Using the data below, repeat all of it precisely.

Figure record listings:
'''
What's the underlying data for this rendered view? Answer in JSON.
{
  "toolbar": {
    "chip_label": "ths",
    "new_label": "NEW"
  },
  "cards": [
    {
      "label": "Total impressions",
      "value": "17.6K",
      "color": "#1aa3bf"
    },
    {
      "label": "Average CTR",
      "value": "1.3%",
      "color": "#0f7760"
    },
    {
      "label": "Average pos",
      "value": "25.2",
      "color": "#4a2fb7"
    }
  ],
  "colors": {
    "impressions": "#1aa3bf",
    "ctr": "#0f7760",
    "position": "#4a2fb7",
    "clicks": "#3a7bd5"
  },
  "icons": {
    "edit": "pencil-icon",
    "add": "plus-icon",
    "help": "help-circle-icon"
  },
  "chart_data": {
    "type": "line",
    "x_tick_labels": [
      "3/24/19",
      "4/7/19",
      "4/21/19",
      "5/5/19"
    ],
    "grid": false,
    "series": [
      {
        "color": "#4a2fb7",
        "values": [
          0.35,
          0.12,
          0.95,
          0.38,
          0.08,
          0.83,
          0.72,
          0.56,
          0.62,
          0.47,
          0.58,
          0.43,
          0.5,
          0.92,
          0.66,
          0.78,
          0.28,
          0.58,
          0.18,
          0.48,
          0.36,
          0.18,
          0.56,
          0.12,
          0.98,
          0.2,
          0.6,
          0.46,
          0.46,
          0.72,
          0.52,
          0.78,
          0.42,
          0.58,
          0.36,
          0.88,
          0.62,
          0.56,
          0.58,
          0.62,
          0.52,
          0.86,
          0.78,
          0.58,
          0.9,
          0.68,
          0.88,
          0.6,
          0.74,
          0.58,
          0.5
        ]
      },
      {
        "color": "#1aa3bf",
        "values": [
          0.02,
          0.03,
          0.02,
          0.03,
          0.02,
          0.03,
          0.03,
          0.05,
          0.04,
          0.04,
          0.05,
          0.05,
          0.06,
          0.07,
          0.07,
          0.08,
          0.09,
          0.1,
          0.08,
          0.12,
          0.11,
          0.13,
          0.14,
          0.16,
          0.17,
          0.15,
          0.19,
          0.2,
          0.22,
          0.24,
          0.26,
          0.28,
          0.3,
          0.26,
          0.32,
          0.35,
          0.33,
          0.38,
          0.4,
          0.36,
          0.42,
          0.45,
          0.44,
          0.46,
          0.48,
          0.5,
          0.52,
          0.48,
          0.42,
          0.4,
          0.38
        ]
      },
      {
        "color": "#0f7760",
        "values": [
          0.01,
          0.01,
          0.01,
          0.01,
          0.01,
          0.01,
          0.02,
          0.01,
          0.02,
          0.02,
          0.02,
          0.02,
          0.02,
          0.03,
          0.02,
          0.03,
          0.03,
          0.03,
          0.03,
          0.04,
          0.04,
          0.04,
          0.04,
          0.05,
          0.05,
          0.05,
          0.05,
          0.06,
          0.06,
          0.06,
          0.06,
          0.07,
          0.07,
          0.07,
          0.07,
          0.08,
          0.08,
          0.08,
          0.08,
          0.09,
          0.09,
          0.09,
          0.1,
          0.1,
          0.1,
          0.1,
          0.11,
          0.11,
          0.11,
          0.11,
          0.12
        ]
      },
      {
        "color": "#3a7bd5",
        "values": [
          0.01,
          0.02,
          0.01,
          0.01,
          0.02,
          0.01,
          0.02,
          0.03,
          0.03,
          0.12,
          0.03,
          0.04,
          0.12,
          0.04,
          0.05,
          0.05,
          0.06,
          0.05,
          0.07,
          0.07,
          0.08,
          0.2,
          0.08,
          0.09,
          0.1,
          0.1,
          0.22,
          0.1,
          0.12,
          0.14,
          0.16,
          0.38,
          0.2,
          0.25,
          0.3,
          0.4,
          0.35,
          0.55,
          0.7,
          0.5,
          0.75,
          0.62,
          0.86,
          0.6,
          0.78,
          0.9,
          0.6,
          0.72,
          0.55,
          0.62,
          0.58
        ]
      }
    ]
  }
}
'''
Reply
What's the underlying data for this rendered view? Answer in JSON.
{
  "toolbar": {
    "chip_label": "ths",
    "new_label": "NEW"
  },
  "cards": [
    {
      "label": "Total impressions",
      "value": "17.6K",
      "color": "#1aa3bf"
    },
    {
      "label": "Average CTR",
      "value": "1.3%",
      "color": "#0f7760"
    },
    {
      "label": "Average pos",
      "value": "25.2",
      "color": "#4a2fb7"
    }
  ],
  "colors": {
    "impressions": "#1aa3bf",
    "ctr": "#0f7760",
    "position": "#4a2fb7",
    "clicks": "#3a7bd5"
  },
  "icons": {
    "edit": "pencil-icon",
    "add": "plus-icon",
    "help": "help-circle-icon"
  },
  "chart_data": {
    "type": "line",
    "x_tick_labels": [
      "3/24/19",
      "4/7/19",
      "4/21/19",
      "5/5/19"
    ],
    "grid": false,
    "series": [
      {
        "color": "#4a2fb7",
        "values": [
          0.35,
          0.12,
          0.95,
          0.38,
          0.08,
          0.83,
          0.72,
          0.56,
          0.62,
          0.47,
          0.58,
          0.43,
          0.5,
          0.92,
          0.66,
          0.78,
          0.28,
          0.58,
          0.18,
          0.48,
          0.36,
          0.18,
          0.56,
          0.12,
          0.98,
          0.2,
          0.6,
          0.46,
          0.46,
          0.72,
          0.52,
          0.78,
          0.42,
          0.58,
          0.36,
          0.88,
          0.62,
          0.56,
          0.58,
          0.62,
          0.52,
          0.86,
          0.78,
          0.58,
          0.9,
          0.68,
          0.88,
          0.6,
          0.74,
          0.58,
          0.5
        ]
      },
      {
        "color": "#1aa3bf",
        "values": [
          0.02,
          0.03,
          0.02,
          0.03,
          0.02,
          0.03,
          0.03,
          0.05,
          0.04,
          0.04,
          0.05,
          0.05,
          0.06,
          0.07,
          0.07,
          0.08,
          0.09,
          0.1,
          0.08,
          0.12,
          0.11,
          0.13,
          0.14,
          0.16,
          0.17,
          0.15,
          0.19,
          0.2,
          0.22,
          0.24,
          0.26,
          0.28,
          0.3,
          0.26,
          0.32,
          0.35,
          0.33,
          0.38,
          0.4,
          0.36,
          0.42,
          0.45,
          0.44,
          0.46,
          0.48,
          0.5,
          0.52,
          0.48,
          0.42,
          0.4,
          0.38
        ]
      },
      {
        "color": "#0f7760",
        "values": [
          0.01,
          0.01,
          0.01,
          0.01,
          0.01,
          0.01,
          0.02,
          0.01,
          0.02,
          0.02,
          0.02,
          0.02,
          0.02,
          0.03,
          0.02,
          0.03,
          0.03,
          0.03,
          0.03,
          0.04,
          0.04,
          0.04,
          0.04,
          0.05,
          0.05,
          0.05,
          0.05,
          0.06,
          0.06,
          0.06,
          0.06,
          0.07,
          0.07,
          0.07,
          0.07,
          0.08,
          0.08,
          0.08,
          0.08,
          0.09,
          0.09,
          0.09,
          0.1,
          0.1,
          0.1,
          0.1,
          0.11,
          0.11,
          0.11,
          0.11,
          0.12
        ]
      },
      {
        "color": "#3a7bd5",
        "values": [
          0.01,
          0.02,
          0.01,
          0.01,
          0.02,
          0.01,
          0.02,
          0.03,
          0.03,
          0.12,
          0.03,
          0.04,
          0.12,
          0.04,
          0.05,
          0.05,
          0.06,
          0.05,
          0.07,
          0.07,
          0.08,
          0.2,
          0.08,
          0.09,
          0.1,
          0.1,
          0.22,
          0.1,
          0.12,
          0.14,
          0.16,
          0.38,
          0.2,
          0.25,
          0.3,
          0.4,
          0.35,
          0.55,
          0.7,
          0.5,
          0.75,
          0.62,
          0.86,
          0.6,
          0.78,
          0.9,
          0.6,
          0.72,
          0.55,
          0.62,
          0.58
        ]
      }
    ]
  }
}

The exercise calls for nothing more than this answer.